---------- Recorded information

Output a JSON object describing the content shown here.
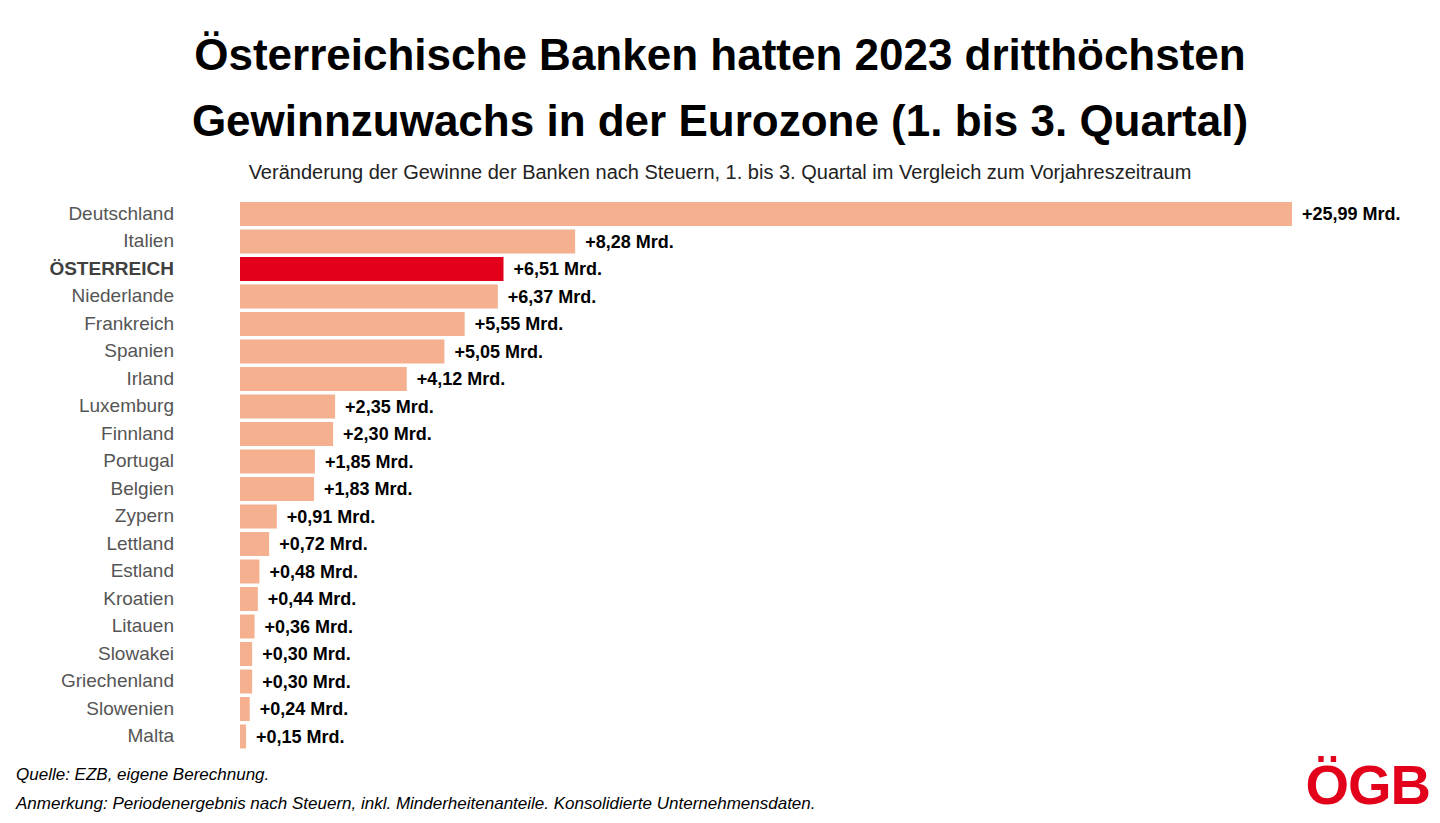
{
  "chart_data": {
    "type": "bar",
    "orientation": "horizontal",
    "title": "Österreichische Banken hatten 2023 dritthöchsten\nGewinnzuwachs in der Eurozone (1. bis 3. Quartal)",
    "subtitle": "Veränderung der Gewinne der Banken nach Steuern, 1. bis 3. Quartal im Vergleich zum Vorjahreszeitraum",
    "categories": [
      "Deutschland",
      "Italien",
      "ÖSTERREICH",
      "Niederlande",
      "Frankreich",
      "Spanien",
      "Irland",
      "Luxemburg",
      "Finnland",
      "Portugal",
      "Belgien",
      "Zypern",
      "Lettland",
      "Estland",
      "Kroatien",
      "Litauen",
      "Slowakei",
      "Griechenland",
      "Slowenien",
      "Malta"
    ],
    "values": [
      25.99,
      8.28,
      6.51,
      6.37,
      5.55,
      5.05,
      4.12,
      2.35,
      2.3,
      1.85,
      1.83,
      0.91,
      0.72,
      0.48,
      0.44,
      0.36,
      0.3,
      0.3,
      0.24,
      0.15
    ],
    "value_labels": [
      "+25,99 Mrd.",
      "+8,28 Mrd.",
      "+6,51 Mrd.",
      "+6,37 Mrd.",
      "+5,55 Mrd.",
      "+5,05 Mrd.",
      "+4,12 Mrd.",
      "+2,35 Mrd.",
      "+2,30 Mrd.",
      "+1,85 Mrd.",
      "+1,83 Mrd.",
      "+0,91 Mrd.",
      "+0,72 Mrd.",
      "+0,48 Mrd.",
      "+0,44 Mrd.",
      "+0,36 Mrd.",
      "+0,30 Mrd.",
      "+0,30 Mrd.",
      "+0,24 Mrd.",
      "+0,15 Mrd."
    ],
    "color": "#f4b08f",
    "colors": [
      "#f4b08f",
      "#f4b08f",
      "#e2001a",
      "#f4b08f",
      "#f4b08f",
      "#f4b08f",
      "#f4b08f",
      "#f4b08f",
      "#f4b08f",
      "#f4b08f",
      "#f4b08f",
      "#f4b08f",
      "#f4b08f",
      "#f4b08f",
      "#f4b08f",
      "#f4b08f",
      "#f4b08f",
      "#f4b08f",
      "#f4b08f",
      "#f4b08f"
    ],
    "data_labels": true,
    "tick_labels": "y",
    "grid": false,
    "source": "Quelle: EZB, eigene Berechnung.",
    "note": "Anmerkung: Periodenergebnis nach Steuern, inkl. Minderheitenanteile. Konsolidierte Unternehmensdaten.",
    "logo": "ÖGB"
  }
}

--------------------
---------- Recorded information

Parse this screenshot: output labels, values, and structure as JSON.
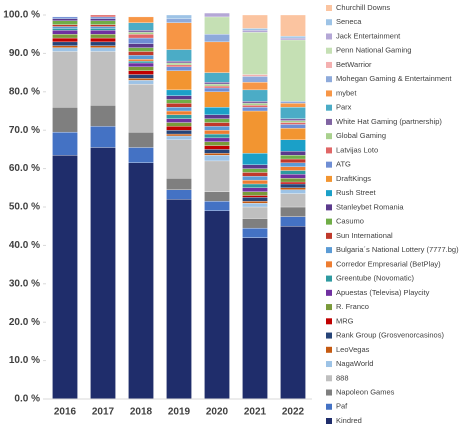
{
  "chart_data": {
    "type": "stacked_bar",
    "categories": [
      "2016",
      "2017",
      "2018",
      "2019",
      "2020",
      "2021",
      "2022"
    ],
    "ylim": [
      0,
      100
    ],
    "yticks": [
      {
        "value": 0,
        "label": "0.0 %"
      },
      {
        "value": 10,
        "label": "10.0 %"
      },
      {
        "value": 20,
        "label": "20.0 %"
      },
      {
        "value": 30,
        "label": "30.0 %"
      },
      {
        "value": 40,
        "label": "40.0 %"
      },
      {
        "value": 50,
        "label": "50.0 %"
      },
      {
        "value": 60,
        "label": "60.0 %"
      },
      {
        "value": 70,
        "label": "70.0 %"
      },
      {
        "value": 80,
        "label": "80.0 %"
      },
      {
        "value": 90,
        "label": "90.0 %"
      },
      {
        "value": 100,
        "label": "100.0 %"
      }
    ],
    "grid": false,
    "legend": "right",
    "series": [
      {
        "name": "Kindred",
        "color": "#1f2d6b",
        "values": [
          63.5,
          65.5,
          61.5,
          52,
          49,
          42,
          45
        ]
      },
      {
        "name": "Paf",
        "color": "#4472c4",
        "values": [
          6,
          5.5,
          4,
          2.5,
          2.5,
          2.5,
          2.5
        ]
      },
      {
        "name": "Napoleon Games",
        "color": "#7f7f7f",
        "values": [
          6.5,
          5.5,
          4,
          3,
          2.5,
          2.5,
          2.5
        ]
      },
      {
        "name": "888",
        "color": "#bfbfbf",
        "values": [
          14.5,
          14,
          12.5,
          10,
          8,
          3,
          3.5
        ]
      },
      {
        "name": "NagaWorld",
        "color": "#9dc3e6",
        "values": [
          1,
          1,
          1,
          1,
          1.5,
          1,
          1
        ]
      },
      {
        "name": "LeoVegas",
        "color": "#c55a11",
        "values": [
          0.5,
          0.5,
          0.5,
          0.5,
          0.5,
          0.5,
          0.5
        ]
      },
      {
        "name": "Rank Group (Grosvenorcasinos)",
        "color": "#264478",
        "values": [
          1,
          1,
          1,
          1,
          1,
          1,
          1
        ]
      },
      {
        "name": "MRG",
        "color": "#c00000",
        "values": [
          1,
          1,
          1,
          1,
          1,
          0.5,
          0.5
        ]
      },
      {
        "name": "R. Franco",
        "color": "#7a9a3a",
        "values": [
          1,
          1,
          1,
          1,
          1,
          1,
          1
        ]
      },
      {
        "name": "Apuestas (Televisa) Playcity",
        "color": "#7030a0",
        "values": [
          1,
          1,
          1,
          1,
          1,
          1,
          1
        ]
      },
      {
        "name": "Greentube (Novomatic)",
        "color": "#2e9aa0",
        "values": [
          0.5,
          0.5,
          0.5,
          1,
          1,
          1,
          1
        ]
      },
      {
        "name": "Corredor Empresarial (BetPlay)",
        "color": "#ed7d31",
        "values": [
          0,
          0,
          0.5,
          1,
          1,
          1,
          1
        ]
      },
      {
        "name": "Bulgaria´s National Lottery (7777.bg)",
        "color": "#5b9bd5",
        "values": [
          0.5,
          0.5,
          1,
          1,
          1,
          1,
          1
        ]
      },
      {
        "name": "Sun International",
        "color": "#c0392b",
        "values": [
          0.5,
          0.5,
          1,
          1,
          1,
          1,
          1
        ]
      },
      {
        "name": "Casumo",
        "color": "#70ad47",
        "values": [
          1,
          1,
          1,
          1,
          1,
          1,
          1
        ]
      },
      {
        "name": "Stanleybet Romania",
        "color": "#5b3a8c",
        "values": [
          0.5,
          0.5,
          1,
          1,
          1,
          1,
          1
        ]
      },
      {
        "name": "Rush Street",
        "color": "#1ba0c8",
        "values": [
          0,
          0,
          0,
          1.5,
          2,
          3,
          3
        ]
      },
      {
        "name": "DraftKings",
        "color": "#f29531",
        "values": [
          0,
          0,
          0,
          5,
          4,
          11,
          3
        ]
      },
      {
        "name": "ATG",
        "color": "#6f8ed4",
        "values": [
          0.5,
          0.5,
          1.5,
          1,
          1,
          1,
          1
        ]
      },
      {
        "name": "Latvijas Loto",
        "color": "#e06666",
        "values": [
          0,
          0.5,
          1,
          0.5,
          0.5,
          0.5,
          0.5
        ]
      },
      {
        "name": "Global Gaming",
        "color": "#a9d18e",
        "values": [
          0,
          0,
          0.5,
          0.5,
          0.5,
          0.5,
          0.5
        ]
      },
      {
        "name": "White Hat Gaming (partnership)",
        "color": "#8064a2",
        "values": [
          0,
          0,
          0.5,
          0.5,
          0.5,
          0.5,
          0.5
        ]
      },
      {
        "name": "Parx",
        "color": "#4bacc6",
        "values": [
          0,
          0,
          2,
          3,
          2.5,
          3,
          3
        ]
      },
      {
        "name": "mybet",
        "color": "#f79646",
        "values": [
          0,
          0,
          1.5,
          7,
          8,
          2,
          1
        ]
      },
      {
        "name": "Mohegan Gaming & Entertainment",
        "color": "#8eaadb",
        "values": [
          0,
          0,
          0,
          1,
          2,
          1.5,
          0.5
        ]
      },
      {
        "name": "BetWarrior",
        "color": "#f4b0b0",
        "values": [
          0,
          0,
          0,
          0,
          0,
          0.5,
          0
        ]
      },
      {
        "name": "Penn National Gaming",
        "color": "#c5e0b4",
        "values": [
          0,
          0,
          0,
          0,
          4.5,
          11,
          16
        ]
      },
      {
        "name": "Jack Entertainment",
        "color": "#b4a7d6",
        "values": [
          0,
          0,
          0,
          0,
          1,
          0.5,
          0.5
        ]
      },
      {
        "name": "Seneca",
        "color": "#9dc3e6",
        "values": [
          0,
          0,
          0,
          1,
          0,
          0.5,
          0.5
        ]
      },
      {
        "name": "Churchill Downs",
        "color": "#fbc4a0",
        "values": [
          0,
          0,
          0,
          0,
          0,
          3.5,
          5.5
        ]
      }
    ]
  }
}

--------------------

What is needed:
Read the data above. Pull out each line in which the string "JSON" appears.

Result for this exercise:
Output a JSON object describing the content shown here.
Parse this screenshot: output labels, values, and structure as JSON.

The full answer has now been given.